(Saved entries)
=-=-=

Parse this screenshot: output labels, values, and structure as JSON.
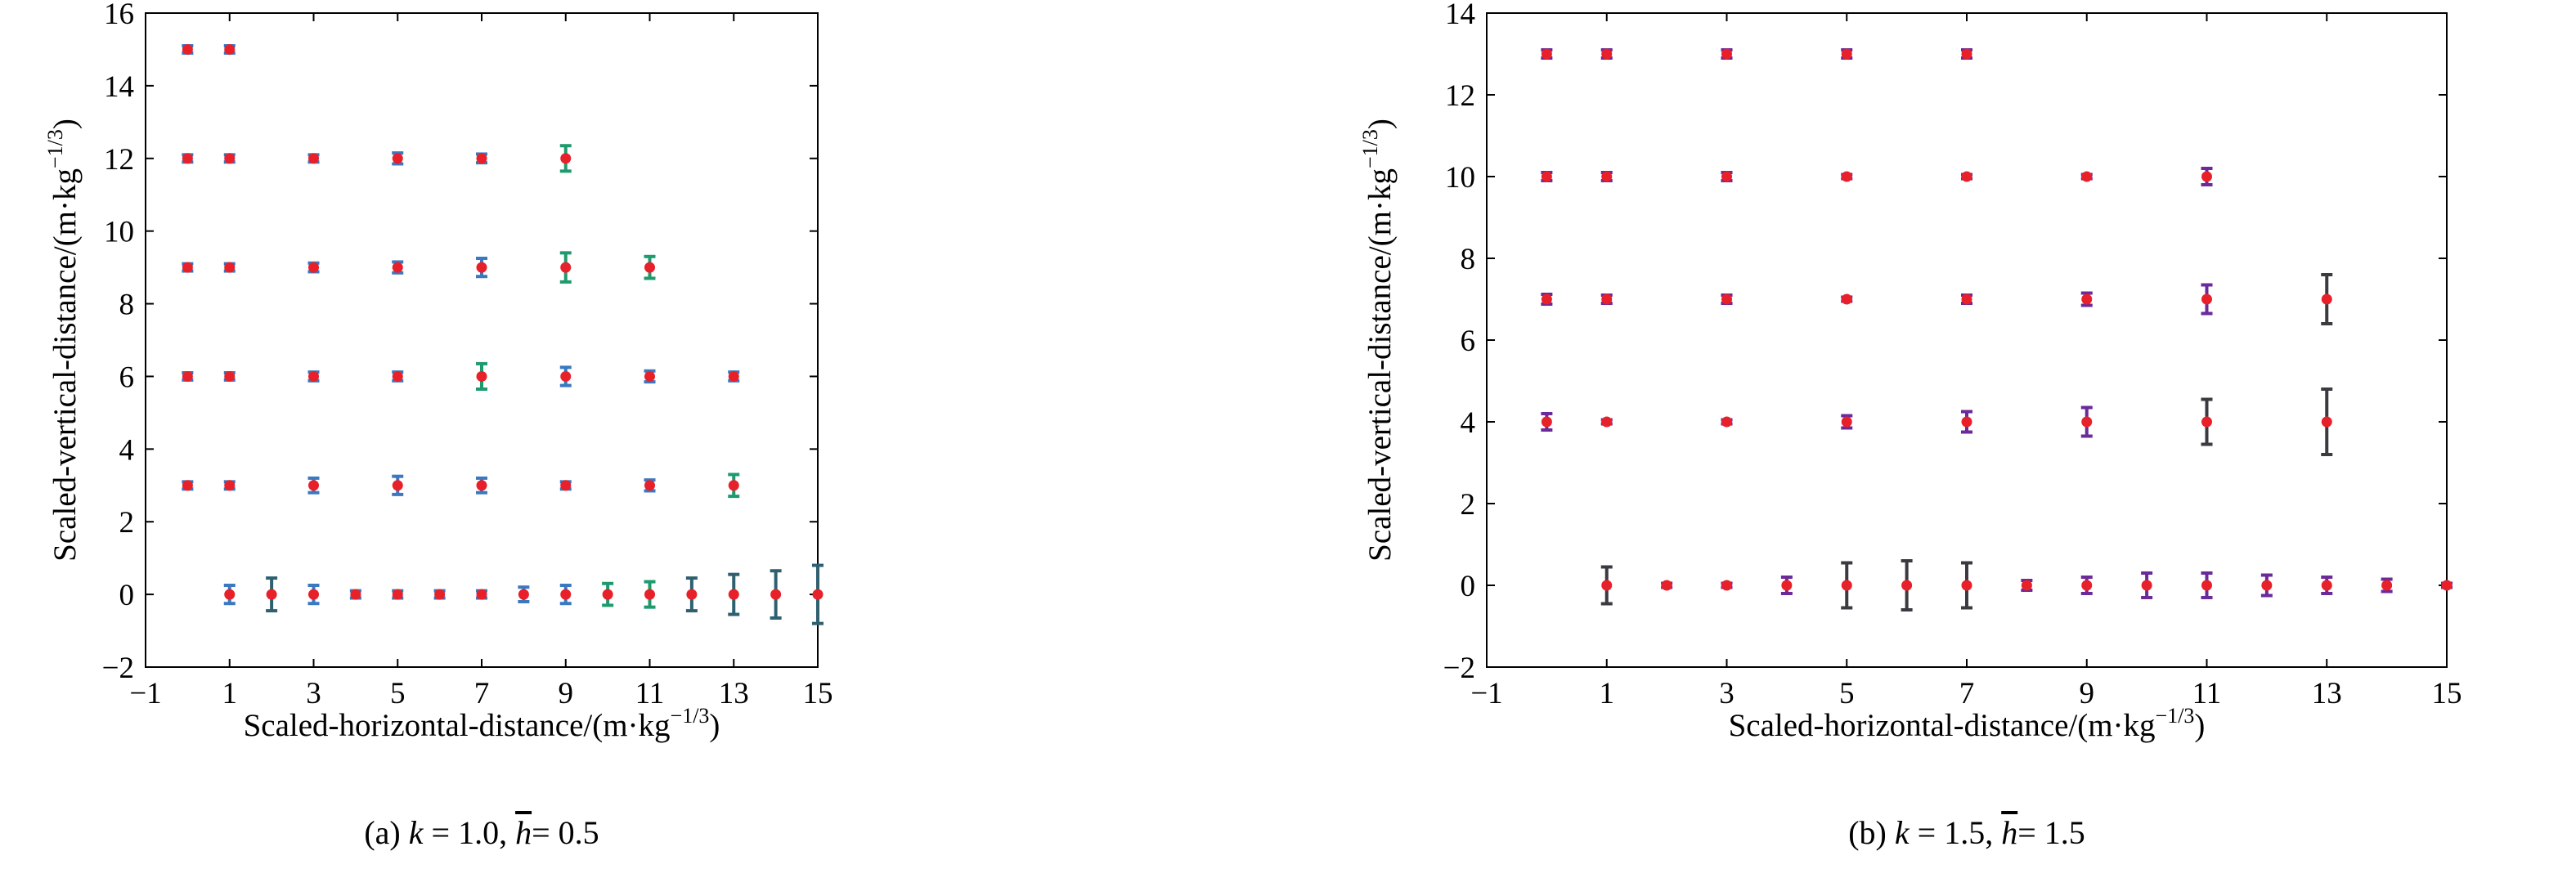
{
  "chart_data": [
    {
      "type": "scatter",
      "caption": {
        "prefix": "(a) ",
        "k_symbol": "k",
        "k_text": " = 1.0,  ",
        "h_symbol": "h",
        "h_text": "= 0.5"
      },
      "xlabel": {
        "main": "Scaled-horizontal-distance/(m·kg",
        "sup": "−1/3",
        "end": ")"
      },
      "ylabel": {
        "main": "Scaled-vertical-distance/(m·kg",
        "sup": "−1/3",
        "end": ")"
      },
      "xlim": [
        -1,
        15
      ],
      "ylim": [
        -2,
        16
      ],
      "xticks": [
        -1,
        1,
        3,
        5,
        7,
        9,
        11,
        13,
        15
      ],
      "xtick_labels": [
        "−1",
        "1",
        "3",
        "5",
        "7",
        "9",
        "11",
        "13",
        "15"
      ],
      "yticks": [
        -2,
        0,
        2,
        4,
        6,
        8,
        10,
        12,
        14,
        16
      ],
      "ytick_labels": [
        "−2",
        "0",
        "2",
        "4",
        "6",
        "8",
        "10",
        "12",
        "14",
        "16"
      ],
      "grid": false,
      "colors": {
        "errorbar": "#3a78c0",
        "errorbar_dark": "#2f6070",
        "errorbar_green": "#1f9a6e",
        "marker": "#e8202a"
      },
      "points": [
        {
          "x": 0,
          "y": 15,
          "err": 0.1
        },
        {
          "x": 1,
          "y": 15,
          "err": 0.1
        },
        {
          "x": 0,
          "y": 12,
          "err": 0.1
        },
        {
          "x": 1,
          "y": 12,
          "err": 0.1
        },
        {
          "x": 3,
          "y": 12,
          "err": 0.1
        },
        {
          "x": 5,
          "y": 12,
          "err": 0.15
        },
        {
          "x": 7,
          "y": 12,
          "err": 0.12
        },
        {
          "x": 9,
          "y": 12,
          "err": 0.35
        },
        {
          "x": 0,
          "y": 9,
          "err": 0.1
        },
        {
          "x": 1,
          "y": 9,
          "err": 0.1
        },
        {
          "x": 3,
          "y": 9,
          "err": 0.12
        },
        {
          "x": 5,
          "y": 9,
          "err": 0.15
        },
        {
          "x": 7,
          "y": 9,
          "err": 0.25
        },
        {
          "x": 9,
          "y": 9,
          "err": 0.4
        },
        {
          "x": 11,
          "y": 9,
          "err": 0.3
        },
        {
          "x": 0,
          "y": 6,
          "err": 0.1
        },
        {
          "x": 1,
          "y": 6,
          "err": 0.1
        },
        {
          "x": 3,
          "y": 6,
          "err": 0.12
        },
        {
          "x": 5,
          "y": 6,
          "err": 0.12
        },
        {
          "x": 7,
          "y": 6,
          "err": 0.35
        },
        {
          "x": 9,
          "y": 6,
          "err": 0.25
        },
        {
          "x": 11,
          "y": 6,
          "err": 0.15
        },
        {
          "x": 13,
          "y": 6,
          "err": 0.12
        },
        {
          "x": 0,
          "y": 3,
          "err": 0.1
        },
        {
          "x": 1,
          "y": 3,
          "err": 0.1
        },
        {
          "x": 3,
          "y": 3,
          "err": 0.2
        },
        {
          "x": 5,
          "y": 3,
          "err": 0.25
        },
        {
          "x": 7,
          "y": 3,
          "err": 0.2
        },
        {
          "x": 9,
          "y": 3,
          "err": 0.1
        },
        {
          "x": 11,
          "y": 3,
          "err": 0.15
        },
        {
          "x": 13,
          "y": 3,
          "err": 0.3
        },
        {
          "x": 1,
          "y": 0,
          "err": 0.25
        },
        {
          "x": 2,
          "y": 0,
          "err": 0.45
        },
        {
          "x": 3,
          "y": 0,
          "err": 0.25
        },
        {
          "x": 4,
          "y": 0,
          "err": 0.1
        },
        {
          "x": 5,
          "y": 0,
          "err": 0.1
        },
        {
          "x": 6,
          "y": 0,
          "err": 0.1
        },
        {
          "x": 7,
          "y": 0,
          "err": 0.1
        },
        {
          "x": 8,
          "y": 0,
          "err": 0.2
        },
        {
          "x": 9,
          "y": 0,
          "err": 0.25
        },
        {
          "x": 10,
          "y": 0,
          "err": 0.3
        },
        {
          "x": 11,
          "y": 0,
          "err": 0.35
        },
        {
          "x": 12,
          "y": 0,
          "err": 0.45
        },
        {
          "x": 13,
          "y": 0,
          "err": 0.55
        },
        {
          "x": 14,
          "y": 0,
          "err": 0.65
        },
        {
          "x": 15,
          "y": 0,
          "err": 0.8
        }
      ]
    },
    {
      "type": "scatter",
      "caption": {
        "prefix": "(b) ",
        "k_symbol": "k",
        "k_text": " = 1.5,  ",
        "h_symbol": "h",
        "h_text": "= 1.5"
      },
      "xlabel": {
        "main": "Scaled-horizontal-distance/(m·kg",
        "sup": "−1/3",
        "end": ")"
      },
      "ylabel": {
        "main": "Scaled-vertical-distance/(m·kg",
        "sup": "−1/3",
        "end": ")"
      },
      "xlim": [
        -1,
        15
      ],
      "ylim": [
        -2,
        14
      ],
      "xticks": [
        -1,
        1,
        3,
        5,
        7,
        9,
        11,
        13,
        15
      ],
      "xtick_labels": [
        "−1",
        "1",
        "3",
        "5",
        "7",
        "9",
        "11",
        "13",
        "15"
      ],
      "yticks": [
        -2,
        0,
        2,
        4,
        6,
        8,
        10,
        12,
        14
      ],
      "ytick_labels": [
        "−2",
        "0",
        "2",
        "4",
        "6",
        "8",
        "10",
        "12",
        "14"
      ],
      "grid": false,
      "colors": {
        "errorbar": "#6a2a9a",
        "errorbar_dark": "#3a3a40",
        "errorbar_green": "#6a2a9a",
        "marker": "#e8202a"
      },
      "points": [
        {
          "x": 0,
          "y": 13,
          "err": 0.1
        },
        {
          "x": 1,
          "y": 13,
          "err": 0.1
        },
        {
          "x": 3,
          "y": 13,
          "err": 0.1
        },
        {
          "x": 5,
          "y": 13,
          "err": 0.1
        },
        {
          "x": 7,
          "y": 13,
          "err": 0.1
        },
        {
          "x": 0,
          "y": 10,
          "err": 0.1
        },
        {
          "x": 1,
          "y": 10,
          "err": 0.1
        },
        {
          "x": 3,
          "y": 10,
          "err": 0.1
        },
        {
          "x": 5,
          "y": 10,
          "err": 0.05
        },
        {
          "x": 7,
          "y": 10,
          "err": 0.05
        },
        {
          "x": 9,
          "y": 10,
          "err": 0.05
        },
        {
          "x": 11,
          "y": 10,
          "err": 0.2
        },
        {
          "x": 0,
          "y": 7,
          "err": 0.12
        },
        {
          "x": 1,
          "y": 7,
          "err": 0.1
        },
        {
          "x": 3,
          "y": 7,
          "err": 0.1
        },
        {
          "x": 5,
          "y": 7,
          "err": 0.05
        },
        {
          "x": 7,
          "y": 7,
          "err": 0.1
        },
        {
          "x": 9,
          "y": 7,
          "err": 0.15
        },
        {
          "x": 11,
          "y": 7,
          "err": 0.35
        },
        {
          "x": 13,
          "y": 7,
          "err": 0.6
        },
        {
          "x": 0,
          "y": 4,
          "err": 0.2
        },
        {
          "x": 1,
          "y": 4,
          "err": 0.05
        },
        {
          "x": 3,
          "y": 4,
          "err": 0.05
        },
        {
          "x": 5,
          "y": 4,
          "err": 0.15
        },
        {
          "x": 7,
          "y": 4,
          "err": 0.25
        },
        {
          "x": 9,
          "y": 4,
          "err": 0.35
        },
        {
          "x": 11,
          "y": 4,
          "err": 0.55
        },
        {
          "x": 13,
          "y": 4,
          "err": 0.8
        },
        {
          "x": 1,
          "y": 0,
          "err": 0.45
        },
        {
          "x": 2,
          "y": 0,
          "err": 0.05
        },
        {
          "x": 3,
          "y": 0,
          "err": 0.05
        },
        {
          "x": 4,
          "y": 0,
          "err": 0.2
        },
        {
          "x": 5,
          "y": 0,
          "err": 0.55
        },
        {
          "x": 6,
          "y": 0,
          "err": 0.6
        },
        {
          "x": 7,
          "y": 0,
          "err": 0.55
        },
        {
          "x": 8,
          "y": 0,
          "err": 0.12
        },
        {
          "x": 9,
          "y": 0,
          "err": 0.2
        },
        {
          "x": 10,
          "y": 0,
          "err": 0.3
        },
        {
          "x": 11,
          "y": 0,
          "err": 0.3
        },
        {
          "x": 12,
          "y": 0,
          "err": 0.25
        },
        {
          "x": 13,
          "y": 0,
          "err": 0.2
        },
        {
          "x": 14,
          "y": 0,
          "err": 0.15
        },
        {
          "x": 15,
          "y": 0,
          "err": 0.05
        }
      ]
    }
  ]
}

=-=-=

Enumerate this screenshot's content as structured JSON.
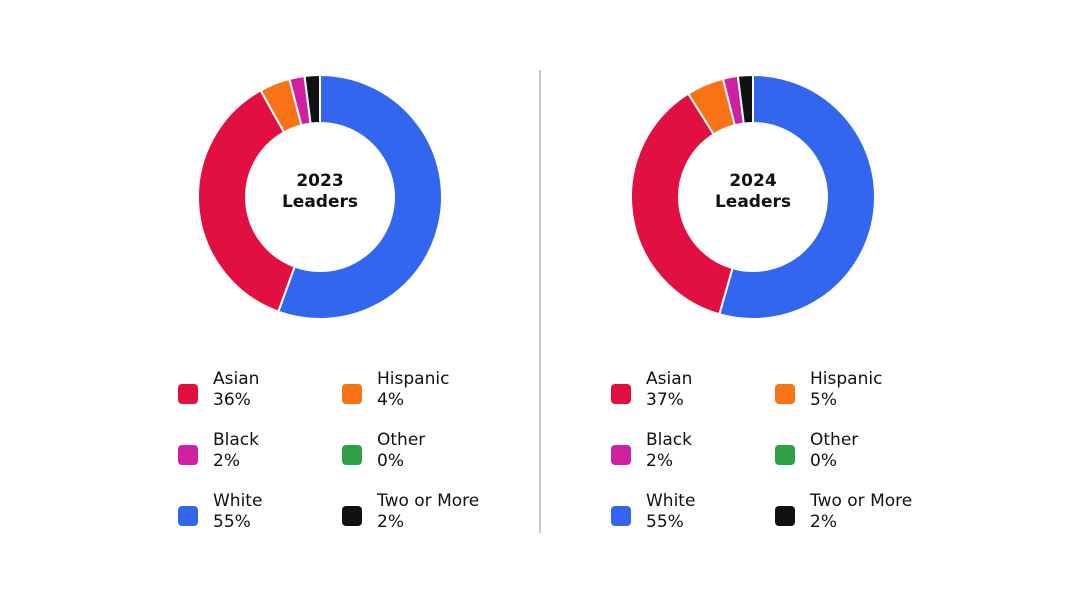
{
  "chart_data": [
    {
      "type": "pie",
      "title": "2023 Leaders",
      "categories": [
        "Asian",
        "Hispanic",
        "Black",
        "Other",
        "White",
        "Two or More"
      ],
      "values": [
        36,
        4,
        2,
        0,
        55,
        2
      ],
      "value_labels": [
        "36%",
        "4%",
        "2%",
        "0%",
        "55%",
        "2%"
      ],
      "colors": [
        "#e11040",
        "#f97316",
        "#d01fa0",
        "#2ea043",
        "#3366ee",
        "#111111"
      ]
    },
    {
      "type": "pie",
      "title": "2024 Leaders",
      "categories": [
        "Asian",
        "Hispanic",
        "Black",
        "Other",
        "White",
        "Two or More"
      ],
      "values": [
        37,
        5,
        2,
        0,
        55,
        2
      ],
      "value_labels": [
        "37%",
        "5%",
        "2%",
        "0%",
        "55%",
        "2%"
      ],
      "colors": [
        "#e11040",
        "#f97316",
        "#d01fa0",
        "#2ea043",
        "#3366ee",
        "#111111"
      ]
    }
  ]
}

=-=-=

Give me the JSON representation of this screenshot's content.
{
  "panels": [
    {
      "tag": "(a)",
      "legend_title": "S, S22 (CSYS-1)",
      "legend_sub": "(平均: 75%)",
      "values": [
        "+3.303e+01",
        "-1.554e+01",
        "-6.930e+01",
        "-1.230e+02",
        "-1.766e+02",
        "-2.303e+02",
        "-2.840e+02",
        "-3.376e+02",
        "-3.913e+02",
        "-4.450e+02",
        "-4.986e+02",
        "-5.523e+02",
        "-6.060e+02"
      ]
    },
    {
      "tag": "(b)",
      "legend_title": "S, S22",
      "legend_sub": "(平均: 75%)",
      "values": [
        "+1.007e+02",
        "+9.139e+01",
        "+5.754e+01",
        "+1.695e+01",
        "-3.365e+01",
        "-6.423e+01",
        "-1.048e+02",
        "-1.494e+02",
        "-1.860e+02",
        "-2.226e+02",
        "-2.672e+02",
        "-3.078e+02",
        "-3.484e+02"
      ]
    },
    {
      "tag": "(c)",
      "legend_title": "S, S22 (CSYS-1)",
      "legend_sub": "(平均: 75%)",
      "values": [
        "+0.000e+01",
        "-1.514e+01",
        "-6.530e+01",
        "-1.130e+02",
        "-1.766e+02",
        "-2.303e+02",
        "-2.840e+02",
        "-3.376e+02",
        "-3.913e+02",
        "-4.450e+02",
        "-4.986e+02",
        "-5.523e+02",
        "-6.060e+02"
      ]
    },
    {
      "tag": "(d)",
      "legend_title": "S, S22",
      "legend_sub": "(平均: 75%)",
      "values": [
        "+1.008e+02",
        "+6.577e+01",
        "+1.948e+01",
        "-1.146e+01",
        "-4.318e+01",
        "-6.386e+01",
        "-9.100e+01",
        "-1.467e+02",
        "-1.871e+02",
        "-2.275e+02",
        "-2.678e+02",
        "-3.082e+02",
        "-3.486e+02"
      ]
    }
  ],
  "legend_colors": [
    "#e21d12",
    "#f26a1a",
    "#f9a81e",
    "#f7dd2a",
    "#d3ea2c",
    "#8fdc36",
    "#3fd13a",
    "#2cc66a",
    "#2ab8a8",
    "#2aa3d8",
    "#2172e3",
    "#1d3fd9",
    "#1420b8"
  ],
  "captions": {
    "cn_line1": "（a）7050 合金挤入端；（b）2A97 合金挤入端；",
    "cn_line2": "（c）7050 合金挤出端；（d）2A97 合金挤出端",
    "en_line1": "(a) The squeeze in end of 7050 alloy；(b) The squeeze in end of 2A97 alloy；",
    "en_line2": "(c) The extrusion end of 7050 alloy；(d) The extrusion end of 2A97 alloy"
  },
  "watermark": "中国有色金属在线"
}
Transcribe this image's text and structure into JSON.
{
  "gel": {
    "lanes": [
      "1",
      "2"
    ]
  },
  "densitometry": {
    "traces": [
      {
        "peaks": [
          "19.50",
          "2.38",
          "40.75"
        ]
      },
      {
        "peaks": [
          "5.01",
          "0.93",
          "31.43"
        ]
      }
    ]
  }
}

=-=-=

• _AIM_
Search the entries for the word "alloy", then list each line that holds it.

• _EXERCISE SOLUTION_
    "en_line1": "(a) The squeeze in end of 7050 alloy；(b) The squeeze in end of 2A97 alloy；",
    "en_line2": "(c) The extrusion end of 7050 alloy；(d) The extrusion end of 2A97 alloy"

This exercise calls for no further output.